### Prompt
Pictures are not part of the copy; repeat everything else in the records exactly.

▼

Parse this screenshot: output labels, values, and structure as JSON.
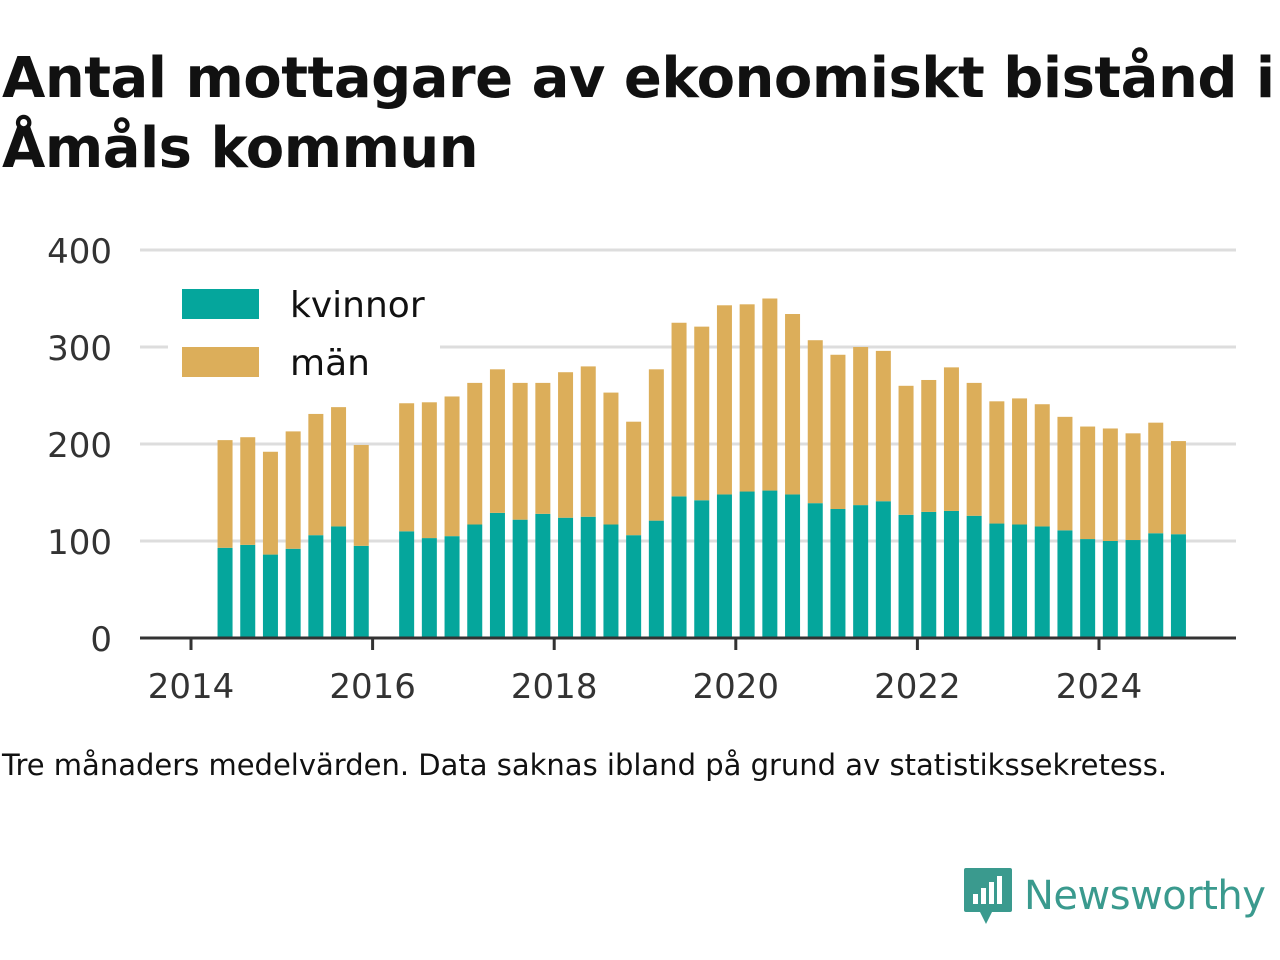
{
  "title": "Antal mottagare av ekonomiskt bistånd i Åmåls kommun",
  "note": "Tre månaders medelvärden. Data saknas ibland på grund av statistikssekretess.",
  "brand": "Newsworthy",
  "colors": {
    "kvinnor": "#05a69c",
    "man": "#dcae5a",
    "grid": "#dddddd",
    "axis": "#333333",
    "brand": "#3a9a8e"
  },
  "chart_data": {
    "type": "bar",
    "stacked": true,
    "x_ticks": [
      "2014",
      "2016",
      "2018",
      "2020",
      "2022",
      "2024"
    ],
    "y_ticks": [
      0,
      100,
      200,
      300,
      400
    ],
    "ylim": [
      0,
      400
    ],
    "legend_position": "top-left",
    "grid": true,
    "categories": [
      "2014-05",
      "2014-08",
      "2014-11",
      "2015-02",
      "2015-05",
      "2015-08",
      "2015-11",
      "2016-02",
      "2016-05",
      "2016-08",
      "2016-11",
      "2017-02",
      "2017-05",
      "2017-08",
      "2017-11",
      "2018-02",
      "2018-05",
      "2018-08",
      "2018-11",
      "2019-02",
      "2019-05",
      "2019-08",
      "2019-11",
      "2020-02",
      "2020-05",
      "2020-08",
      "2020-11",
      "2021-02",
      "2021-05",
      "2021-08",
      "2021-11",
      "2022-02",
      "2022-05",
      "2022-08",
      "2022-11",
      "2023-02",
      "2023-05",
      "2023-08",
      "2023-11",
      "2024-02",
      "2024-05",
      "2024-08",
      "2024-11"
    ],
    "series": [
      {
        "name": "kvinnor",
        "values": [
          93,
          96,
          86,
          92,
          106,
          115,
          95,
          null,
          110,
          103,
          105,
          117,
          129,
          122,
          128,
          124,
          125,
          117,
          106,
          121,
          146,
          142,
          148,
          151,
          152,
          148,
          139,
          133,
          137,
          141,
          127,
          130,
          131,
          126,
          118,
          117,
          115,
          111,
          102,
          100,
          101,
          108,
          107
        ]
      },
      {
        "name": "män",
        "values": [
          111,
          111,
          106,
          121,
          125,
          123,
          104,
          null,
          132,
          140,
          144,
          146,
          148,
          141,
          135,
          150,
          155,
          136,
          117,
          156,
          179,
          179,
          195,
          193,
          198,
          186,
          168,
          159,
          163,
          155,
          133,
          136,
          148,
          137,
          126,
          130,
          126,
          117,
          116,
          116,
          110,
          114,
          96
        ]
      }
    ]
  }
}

▲

### Finished task
Parse this screenshot: output labels, values, and structure as JSON.
{
  "title": "Antal mottagare av ekonomiskt bistånd i Åmåls kommun",
  "note": "Tre månaders medelvärden. Data saknas ibland på grund av statistikssekretess.",
  "brand": "Newsworthy",
  "colors": {
    "kvinnor": "#05a69c",
    "man": "#dcae5a",
    "grid": "#dddddd",
    "axis": "#333333",
    "brand": "#3a9a8e"
  },
  "chart_data": {
    "type": "bar",
    "stacked": true,
    "x_ticks": [
      "2014",
      "2016",
      "2018",
      "2020",
      "2022",
      "2024"
    ],
    "y_ticks": [
      0,
      100,
      200,
      300,
      400
    ],
    "ylim": [
      0,
      400
    ],
    "legend_position": "top-left",
    "grid": true,
    "categories": [
      "2014-05",
      "2014-08",
      "2014-11",
      "2015-02",
      "2015-05",
      "2015-08",
      "2015-11",
      "2016-02",
      "2016-05",
      "2016-08",
      "2016-11",
      "2017-02",
      "2017-05",
      "2017-08",
      "2017-11",
      "2018-02",
      "2018-05",
      "2018-08",
      "2018-11",
      "2019-02",
      "2019-05",
      "2019-08",
      "2019-11",
      "2020-02",
      "2020-05",
      "2020-08",
      "2020-11",
      "2021-02",
      "2021-05",
      "2021-08",
      "2021-11",
      "2022-02",
      "2022-05",
      "2022-08",
      "2022-11",
      "2023-02",
      "2023-05",
      "2023-08",
      "2023-11",
      "2024-02",
      "2024-05",
      "2024-08",
      "2024-11"
    ],
    "series": [
      {
        "name": "kvinnor",
        "values": [
          93,
          96,
          86,
          92,
          106,
          115,
          95,
          null,
          110,
          103,
          105,
          117,
          129,
          122,
          128,
          124,
          125,
          117,
          106,
          121,
          146,
          142,
          148,
          151,
          152,
          148,
          139,
          133,
          137,
          141,
          127,
          130,
          131,
          126,
          118,
          117,
          115,
          111,
          102,
          100,
          101,
          108,
          107
        ]
      },
      {
        "name": "män",
        "values": [
          111,
          111,
          106,
          121,
          125,
          123,
          104,
          null,
          132,
          140,
          144,
          146,
          148,
          141,
          135,
          150,
          155,
          136,
          117,
          156,
          179,
          179,
          195,
          193,
          198,
          186,
          168,
          159,
          163,
          155,
          133,
          136,
          148,
          137,
          126,
          130,
          126,
          117,
          116,
          116,
          110,
          114,
          96
        ]
      }
    ]
  }
}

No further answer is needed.